THE REQUEST: Locate the lines where "poniżej" occurs and copy them as they stand.
-=-=-
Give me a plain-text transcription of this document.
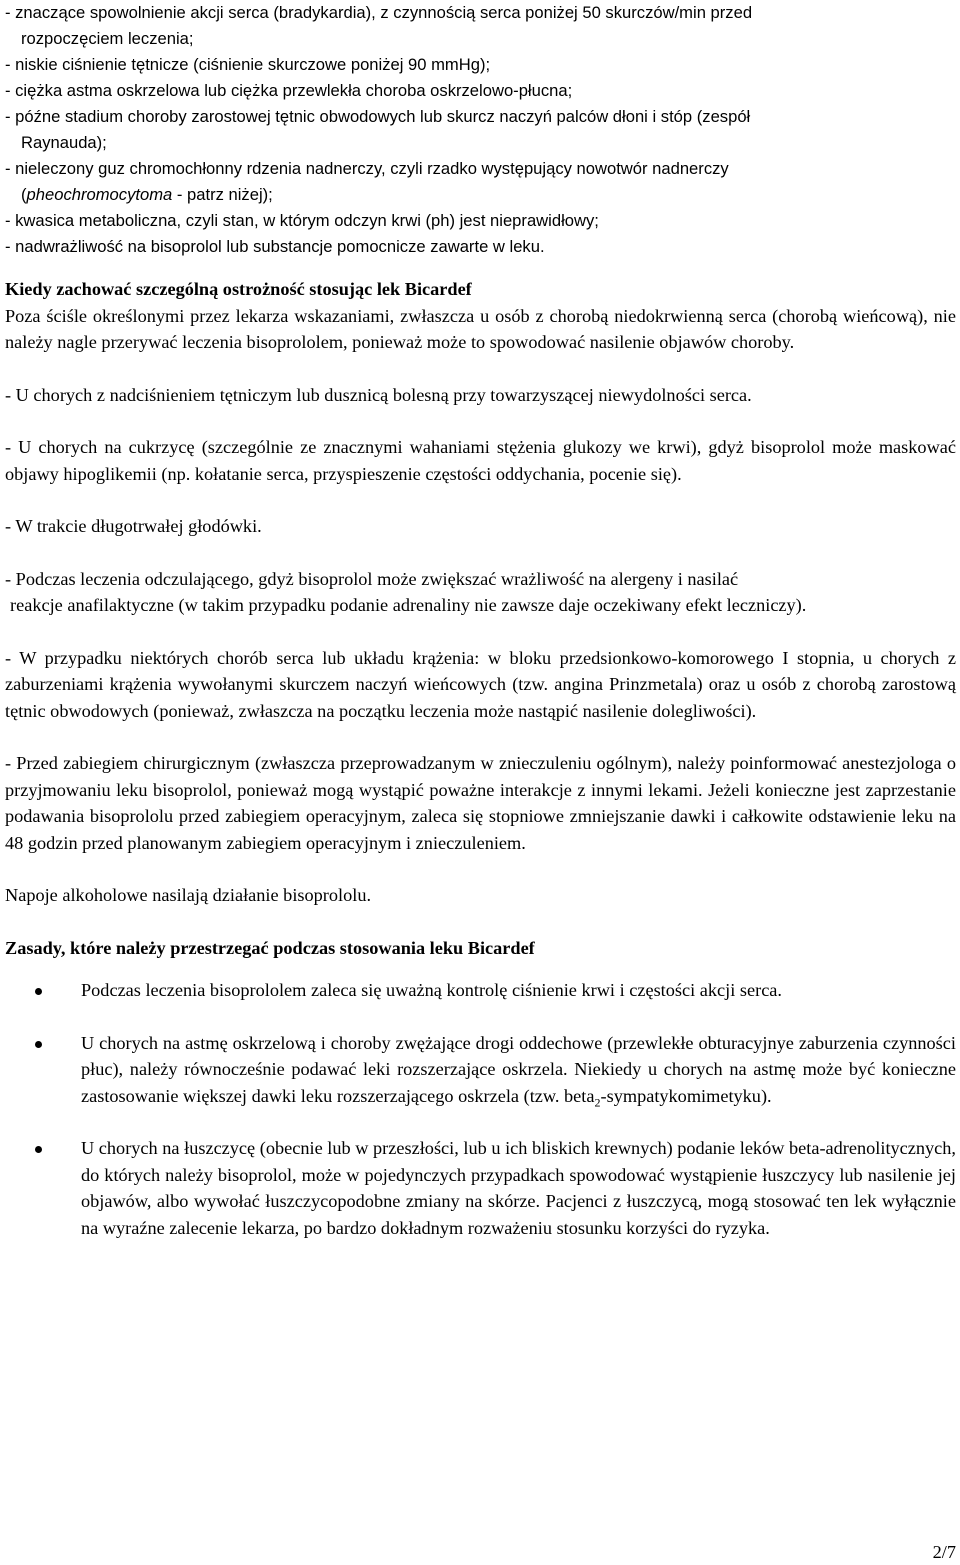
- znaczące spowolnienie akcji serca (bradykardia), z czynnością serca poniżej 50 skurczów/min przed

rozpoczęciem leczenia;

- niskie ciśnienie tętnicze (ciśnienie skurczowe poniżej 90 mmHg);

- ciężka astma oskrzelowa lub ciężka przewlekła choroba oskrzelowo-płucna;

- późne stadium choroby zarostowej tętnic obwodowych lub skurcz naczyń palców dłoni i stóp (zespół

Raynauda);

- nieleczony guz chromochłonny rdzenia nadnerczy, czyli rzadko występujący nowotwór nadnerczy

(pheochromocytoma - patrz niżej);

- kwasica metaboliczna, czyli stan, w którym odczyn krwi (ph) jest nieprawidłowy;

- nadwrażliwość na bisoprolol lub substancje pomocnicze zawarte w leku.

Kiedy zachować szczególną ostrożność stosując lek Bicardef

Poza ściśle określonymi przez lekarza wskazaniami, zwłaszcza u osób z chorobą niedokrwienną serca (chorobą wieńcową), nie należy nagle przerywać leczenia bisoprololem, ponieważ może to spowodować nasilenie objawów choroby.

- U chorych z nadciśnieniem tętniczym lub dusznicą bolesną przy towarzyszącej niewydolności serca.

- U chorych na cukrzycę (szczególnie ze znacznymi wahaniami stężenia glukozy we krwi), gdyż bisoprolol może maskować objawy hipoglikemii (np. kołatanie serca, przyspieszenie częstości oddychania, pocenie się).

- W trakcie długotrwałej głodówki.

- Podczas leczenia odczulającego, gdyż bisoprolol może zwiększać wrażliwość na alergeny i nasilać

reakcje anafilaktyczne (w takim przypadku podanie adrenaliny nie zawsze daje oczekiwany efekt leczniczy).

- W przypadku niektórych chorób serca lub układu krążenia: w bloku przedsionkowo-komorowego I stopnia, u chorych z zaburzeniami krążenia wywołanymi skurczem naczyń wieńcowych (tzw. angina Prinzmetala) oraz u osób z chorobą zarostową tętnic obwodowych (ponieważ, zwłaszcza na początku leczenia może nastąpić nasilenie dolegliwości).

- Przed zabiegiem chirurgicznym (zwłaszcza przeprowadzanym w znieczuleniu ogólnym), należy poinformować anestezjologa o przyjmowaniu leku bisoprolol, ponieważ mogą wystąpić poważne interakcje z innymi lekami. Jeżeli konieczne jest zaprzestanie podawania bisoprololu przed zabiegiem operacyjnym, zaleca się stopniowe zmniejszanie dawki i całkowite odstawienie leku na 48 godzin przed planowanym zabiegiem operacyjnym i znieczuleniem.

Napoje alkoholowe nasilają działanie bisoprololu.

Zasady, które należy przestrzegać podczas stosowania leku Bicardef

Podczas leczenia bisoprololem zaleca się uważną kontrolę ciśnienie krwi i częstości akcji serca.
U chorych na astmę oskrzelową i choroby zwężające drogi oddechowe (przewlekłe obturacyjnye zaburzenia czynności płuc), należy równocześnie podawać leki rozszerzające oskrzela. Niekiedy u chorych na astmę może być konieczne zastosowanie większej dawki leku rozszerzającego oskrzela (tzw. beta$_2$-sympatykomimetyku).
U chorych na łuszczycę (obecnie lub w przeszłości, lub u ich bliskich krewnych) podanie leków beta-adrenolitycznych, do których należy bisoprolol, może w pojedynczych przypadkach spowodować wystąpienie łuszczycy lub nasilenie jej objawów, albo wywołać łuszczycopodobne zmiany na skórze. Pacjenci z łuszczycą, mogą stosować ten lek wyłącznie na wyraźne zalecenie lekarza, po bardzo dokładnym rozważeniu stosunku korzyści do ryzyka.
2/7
-=-=-
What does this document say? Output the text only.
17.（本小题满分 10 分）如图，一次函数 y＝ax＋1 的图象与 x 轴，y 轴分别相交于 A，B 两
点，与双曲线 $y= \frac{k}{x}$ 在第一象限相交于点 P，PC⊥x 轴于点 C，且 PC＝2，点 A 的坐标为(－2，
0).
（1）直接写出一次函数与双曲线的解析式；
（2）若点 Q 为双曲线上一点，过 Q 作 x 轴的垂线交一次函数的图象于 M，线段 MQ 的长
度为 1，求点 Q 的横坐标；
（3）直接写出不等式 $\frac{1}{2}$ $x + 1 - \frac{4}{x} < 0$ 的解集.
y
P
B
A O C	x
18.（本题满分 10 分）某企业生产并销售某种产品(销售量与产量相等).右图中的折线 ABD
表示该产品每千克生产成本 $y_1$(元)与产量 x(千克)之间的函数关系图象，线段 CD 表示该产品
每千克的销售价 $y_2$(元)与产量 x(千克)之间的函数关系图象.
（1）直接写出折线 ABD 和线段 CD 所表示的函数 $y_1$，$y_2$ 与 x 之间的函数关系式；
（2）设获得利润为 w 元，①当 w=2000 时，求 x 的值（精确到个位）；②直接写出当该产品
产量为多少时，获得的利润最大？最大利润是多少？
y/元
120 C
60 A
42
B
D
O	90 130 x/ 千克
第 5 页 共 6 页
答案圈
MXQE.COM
-=-=-
THE ANSWER:
- znaczące spowolnienie akcji serca (bradykardia), z czynnością serca poniżej 50 skurczów/min przed
- niskie ciśnienie tętnicze (ciśnienie skurczowe poniżej 90 mmHg);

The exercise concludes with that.